Entries taken from a collection:
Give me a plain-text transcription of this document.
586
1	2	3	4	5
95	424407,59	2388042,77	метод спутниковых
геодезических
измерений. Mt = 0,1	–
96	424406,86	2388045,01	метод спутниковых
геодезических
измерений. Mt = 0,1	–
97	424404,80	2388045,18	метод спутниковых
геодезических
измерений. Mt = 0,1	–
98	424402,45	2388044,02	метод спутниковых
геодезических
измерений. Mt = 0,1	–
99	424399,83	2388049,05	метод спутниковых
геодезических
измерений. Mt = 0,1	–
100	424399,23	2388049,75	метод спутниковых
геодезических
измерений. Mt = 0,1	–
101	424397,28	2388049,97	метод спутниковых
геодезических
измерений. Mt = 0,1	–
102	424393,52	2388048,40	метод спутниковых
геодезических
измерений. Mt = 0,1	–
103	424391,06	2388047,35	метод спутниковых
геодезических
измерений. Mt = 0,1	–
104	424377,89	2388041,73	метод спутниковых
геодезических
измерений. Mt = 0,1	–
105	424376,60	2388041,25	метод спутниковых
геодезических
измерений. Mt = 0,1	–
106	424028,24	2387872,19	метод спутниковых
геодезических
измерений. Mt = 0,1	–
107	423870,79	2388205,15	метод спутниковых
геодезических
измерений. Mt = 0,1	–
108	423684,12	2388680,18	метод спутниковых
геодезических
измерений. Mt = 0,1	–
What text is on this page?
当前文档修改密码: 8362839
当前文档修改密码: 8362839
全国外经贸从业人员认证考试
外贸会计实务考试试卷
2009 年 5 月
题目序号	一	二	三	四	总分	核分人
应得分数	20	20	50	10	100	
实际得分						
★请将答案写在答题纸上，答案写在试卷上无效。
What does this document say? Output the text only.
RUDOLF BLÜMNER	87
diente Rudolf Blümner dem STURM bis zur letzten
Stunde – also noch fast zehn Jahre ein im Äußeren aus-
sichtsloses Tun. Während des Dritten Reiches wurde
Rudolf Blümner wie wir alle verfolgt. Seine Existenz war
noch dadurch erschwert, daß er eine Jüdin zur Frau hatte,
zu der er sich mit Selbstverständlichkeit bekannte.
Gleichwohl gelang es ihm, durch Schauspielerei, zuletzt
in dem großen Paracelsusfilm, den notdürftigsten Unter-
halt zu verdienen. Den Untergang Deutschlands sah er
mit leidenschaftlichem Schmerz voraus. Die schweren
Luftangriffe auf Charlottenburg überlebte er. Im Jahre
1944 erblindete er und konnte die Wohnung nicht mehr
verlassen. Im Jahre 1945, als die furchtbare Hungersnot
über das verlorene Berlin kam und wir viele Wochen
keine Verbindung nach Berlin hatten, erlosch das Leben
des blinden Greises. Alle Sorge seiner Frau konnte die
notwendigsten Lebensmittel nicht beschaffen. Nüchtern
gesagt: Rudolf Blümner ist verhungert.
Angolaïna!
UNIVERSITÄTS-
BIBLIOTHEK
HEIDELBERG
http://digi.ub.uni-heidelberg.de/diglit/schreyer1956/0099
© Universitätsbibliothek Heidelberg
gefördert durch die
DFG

Given task: Please extract exactly, and only, the lines from the line containing "What does this" through the last line of the records.

Right answer:
What does this document say? Output the text only.
RUDOLF BLÜMNER	87
diente Rudolf Blümner dem STURM bis zur letzten
Stunde – also noch fast zehn Jahre ein im Äußeren aus-
sichtsloses Tun. Während des Dritten Reiches wurde
Rudolf Blümner wie wir alle verfolgt. Seine Existenz war
noch dadurch erschwert, daß er eine Jüdin zur Frau hatte,
zu der er sich mit Selbstverständlichkeit bekannte.
Gleichwohl gelang es ihm, durch Schauspielerei, zuletzt
in dem großen Paracelsusfilm, den notdürftigsten Unter-
halt zu verdienen. Den Untergang Deutschlands sah er
mit leidenschaftlichem Schmerz voraus. Die schweren
Luftangriffe auf Charlottenburg überlebte er. Im Jahre
1944 erblindete er und konnte die Wohnung nicht mehr
verlassen. Im Jahre 1945, als die furchtbare Hungersnot
über das verlorene Berlin kam und wir viele Wochen
keine Verbindung nach Berlin hatten, erlosch das Leben
des blinden Greises. Alle Sorge seiner Frau konnte die
notwendigsten Lebensmittel nicht beschaffen. Nüchtern
gesagt: Rudolf Blümner ist verhungert.
Angolaïna!
UNIVERSITÄTS-
BIBLIOTHEK
HEIDELBERG
http://digi.ub.uni-heidelberg.de/diglit/schreyer1956/0099
© Universitätsbibliothek Heidelberg
gefördert durch die
DFG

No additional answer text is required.